TASK> Every line that contains the word "Татаурово" should be copied.

GIVEN DATA>
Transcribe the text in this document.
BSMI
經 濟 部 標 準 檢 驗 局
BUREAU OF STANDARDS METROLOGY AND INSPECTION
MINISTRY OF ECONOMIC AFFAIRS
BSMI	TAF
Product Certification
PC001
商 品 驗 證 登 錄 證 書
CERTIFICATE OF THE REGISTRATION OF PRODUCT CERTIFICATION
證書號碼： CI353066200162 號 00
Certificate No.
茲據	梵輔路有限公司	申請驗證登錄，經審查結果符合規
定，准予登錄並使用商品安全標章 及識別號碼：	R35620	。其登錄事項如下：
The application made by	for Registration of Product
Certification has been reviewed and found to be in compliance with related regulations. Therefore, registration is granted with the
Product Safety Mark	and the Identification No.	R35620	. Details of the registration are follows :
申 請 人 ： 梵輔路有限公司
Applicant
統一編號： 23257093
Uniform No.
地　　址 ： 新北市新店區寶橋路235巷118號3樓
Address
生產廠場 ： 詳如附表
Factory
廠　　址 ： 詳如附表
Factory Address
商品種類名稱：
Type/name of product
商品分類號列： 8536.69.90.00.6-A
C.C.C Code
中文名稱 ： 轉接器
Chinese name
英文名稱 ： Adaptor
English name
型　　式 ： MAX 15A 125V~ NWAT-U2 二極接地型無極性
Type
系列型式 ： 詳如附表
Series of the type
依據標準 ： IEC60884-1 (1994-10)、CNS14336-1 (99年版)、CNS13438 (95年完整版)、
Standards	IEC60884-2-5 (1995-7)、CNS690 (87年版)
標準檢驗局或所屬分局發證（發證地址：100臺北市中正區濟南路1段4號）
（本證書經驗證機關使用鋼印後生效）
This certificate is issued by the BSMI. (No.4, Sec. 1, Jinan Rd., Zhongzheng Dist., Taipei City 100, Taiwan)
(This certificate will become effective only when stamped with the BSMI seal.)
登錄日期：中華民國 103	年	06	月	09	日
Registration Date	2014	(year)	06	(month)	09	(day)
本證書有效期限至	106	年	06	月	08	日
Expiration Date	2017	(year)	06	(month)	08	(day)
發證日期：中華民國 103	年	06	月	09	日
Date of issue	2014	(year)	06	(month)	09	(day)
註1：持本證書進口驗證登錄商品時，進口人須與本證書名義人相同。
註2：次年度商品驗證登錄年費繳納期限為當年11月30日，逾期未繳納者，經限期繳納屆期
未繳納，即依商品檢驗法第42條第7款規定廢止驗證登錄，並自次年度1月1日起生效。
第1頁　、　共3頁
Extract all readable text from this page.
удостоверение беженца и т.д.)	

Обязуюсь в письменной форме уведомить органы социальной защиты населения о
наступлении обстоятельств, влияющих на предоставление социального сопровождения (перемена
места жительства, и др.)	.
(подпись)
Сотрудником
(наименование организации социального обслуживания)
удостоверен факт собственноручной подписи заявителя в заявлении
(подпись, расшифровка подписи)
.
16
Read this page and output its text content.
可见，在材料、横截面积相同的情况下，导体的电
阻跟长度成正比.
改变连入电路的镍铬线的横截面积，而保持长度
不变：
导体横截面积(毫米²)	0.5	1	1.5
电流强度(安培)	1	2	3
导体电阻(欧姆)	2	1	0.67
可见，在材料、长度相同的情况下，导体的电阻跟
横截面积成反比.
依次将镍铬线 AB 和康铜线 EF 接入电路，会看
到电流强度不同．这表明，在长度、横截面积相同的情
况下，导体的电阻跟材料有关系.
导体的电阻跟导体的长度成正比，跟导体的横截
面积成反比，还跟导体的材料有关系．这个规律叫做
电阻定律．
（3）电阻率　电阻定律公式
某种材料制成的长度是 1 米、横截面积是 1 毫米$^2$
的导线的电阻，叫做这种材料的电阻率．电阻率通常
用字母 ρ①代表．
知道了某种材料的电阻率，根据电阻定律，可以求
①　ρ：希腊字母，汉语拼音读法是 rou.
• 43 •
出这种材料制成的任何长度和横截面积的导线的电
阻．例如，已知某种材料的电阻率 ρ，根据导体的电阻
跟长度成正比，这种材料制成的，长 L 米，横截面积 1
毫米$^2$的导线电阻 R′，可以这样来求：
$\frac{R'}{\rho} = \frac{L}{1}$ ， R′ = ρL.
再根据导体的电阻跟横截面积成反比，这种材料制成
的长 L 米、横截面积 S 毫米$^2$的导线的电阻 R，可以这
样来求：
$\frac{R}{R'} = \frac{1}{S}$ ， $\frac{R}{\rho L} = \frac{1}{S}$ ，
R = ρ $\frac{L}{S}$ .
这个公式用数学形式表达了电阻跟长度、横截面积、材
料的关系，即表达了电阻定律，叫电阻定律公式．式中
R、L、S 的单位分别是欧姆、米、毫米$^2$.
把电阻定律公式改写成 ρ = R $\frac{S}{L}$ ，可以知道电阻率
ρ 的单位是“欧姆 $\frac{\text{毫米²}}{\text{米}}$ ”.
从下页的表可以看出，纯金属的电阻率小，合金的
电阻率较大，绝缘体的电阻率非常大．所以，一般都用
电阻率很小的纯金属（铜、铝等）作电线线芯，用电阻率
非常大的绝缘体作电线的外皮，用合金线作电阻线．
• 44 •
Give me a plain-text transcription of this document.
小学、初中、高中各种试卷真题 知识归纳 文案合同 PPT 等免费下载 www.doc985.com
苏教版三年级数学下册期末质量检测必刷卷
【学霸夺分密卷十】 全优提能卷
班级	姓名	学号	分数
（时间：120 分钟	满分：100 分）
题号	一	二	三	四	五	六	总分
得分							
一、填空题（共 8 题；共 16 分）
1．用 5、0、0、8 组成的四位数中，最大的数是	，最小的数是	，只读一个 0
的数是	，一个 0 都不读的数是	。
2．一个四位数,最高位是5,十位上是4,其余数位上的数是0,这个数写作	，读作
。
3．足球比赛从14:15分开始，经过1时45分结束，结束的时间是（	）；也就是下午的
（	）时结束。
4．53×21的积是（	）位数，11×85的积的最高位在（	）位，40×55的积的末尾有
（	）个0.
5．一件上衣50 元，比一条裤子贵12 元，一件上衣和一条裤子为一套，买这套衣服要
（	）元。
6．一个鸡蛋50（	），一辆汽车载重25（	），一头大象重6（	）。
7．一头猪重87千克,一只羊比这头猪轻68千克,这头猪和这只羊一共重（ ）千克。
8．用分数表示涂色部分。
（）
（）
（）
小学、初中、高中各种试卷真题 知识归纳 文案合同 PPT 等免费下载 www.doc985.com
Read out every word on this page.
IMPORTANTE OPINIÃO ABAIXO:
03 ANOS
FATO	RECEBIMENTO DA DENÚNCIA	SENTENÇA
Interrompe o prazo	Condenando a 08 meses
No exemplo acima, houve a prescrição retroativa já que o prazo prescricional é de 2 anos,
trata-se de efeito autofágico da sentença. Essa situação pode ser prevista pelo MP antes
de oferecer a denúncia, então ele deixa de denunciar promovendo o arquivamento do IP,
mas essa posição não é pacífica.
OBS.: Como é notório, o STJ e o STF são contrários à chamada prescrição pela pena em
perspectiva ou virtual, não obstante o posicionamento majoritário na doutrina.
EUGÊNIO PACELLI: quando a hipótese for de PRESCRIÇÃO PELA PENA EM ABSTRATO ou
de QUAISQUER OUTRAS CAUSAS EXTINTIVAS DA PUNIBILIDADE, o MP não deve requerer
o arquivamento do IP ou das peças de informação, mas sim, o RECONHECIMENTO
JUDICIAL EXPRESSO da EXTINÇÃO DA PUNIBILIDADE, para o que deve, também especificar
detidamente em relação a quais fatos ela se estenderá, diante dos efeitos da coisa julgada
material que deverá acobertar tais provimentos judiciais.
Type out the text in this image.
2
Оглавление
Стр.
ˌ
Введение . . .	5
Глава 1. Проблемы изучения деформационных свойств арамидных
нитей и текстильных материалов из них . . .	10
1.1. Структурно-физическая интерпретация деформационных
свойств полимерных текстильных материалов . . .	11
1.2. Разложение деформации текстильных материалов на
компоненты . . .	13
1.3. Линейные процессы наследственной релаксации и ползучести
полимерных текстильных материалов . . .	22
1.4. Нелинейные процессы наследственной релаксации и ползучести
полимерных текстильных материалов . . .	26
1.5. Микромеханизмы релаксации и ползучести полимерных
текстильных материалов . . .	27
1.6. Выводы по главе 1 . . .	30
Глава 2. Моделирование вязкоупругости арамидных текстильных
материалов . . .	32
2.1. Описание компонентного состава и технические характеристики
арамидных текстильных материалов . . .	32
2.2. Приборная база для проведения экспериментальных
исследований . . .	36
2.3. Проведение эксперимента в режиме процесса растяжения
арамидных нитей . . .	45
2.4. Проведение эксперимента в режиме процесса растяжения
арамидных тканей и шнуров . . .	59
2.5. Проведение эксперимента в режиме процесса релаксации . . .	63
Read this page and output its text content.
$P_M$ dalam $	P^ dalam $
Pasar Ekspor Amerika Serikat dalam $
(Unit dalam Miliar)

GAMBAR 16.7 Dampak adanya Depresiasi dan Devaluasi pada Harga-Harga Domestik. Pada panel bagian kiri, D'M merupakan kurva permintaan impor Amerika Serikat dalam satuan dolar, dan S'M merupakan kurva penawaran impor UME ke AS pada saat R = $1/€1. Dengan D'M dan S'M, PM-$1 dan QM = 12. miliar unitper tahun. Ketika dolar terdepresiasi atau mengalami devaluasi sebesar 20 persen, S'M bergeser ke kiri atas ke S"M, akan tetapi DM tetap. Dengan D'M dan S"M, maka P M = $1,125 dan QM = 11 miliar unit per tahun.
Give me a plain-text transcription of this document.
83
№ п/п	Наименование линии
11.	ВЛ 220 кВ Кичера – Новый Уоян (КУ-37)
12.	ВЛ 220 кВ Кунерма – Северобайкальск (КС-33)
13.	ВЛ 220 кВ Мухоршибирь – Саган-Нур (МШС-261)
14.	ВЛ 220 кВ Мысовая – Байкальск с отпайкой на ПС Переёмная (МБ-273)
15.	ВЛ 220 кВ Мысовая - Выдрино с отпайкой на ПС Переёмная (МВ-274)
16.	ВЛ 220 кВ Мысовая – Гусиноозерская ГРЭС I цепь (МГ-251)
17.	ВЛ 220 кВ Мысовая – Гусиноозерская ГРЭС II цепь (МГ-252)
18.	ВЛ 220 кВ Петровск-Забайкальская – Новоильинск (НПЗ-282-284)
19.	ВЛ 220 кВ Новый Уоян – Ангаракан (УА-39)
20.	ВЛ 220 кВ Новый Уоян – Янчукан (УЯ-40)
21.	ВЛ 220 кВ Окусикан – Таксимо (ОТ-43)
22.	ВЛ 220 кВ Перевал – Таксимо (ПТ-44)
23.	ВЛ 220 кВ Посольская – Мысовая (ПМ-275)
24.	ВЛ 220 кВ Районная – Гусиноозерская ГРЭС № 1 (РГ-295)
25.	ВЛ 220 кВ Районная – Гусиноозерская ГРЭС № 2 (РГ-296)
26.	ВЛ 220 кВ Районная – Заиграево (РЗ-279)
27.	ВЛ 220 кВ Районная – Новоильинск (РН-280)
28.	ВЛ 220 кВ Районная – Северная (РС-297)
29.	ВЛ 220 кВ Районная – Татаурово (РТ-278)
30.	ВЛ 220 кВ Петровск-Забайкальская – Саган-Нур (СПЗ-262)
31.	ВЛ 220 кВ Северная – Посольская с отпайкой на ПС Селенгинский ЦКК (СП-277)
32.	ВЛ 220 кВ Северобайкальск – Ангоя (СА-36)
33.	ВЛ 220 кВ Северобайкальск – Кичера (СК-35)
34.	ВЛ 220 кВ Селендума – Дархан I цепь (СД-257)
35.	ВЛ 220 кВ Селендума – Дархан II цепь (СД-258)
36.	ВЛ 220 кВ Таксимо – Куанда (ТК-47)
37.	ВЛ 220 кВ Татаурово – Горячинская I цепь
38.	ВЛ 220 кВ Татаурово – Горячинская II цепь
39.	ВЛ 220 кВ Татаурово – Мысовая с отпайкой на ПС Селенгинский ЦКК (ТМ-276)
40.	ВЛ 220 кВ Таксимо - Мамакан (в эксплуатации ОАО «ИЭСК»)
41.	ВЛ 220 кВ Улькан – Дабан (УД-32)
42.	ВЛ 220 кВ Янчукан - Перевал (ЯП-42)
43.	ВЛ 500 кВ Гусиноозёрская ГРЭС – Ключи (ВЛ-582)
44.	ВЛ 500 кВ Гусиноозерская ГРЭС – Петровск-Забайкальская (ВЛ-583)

EXPECTED ANSWER>
29.	ВЛ 220 кВ Районная – Татаурово (РТ-278)
37.	ВЛ 220 кВ Татаурово – Горячинская I цепь
38.	ВЛ 220 кВ Татаурово – Горячинская II цепь
39.	ВЛ 220 кВ Татаурово – Мысовая с отпайкой на ПС Селенгинский ЦКК (ТМ-276)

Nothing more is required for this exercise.